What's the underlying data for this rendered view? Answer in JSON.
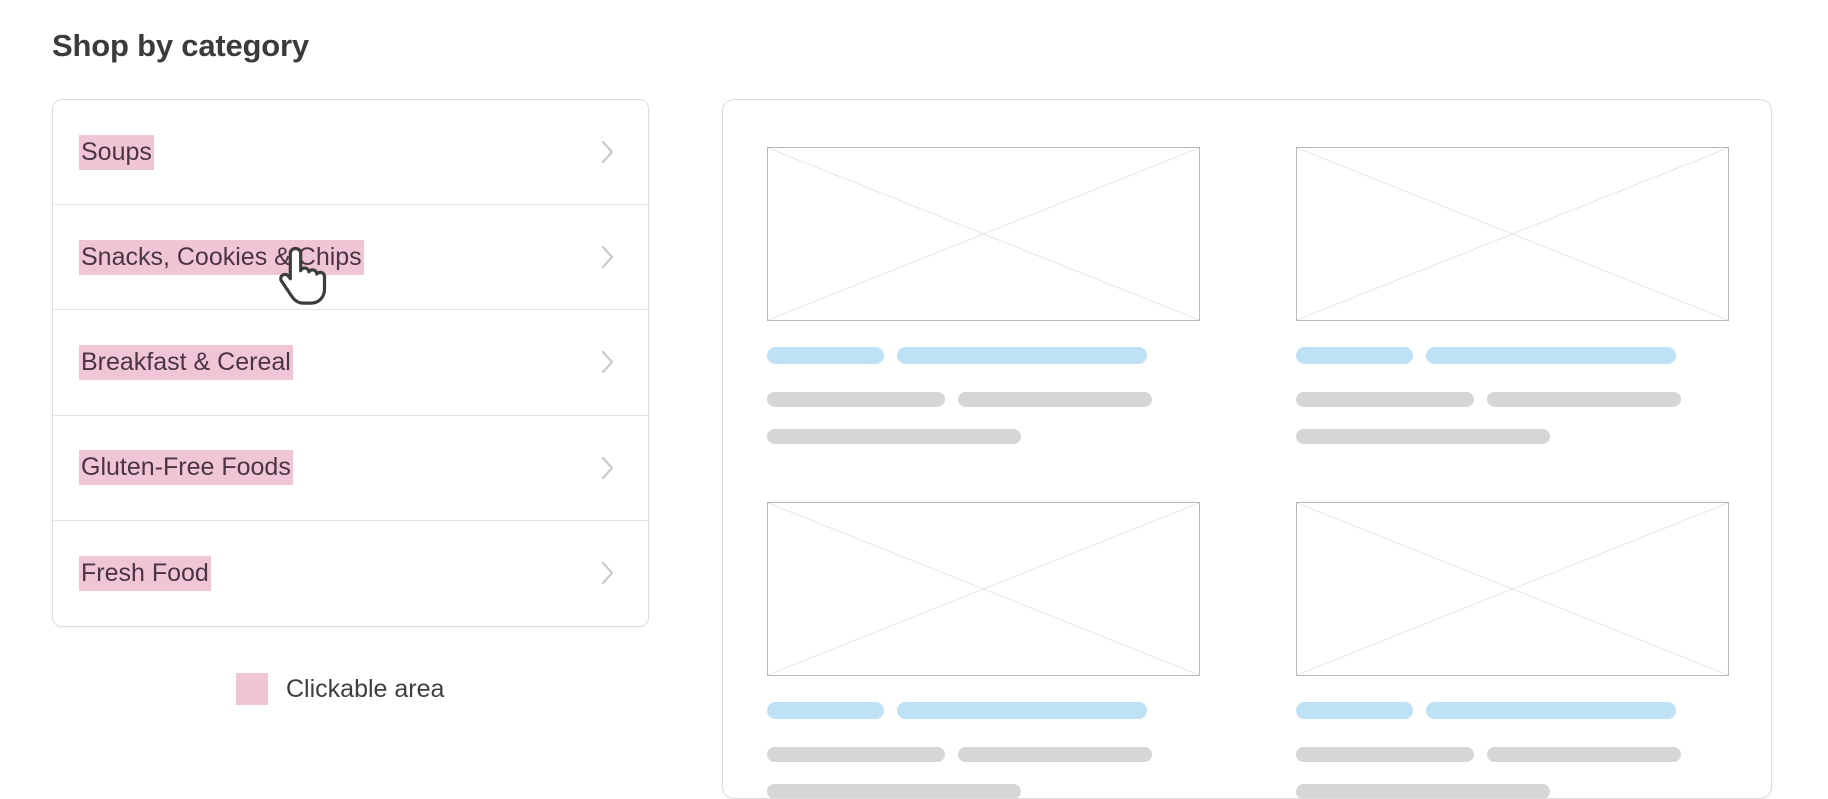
{
  "page": {
    "title": "Shop by category"
  },
  "categories": {
    "items": [
      {
        "label": "Soups",
        "chevron_icon": "chevron-right-icon"
      },
      {
        "label": "Snacks, Cookies & Chips",
        "chevron_icon": "chevron-right-icon"
      },
      {
        "label": "Breakfast & Cereal",
        "chevron_icon": "chevron-right-icon"
      },
      {
        "label": "Gluten-Free Foods",
        "chevron_icon": "chevron-right-icon"
      },
      {
        "label": "Fresh Food",
        "chevron_icon": "chevron-right-icon"
      }
    ]
  },
  "legend": {
    "swatch_color": "#f0c6d7",
    "label": "Clickable area"
  },
  "cursor": {
    "icon": "pointer-hand-cursor",
    "hovered_item": "Snacks, Cookies & Chips"
  },
  "colors": {
    "highlight_pink": "#f0c6d7",
    "placeholder_blue": "#bfe1f5",
    "placeholder_gray": "#d6d6d6",
    "border_gray": "#dcdcdc",
    "divider_gray": "#e4e4e4",
    "chevron_gray": "#c9c9c9",
    "title_text": "#3b3b3b",
    "label_text": "#4a3540"
  },
  "content_panel": {
    "placeholder_cards": [
      {
        "image_icon": "image-placeholder-crossbox"
      },
      {
        "image_icon": "image-placeholder-crossbox"
      },
      {
        "image_icon": "image-placeholder-crossbox"
      },
      {
        "image_icon": "image-placeholder-crossbox"
      }
    ]
  }
}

- - - -

The request: Restate the data above word for word. Do not include the images.

Completed task:
What's the underlying data for this rendered view? Answer in JSON.
{
  "page": {
    "title": "Shop by category"
  },
  "categories": {
    "items": [
      {
        "label": "Soups",
        "chevron_icon": "chevron-right-icon"
      },
      {
        "label": "Snacks, Cookies & Chips",
        "chevron_icon": "chevron-right-icon"
      },
      {
        "label": "Breakfast & Cereal",
        "chevron_icon": "chevron-right-icon"
      },
      {
        "label": "Gluten-Free Foods",
        "chevron_icon": "chevron-right-icon"
      },
      {
        "label": "Fresh Food",
        "chevron_icon": "chevron-right-icon"
      }
    ]
  },
  "legend": {
    "swatch_color": "#f0c6d7",
    "label": "Clickable area"
  },
  "cursor": {
    "icon": "pointer-hand-cursor",
    "hovered_item": "Snacks, Cookies & Chips"
  },
  "colors": {
    "highlight_pink": "#f0c6d7",
    "placeholder_blue": "#bfe1f5",
    "placeholder_gray": "#d6d6d6",
    "border_gray": "#dcdcdc",
    "divider_gray": "#e4e4e4",
    "chevron_gray": "#c9c9c9",
    "title_text": "#3b3b3b",
    "label_text": "#4a3540"
  },
  "content_panel": {
    "placeholder_cards": [
      {
        "image_icon": "image-placeholder-crossbox"
      },
      {
        "image_icon": "image-placeholder-crossbox"
      },
      {
        "image_icon": "image-placeholder-crossbox"
      },
      {
        "image_icon": "image-placeholder-crossbox"
      }
    ]
  }
}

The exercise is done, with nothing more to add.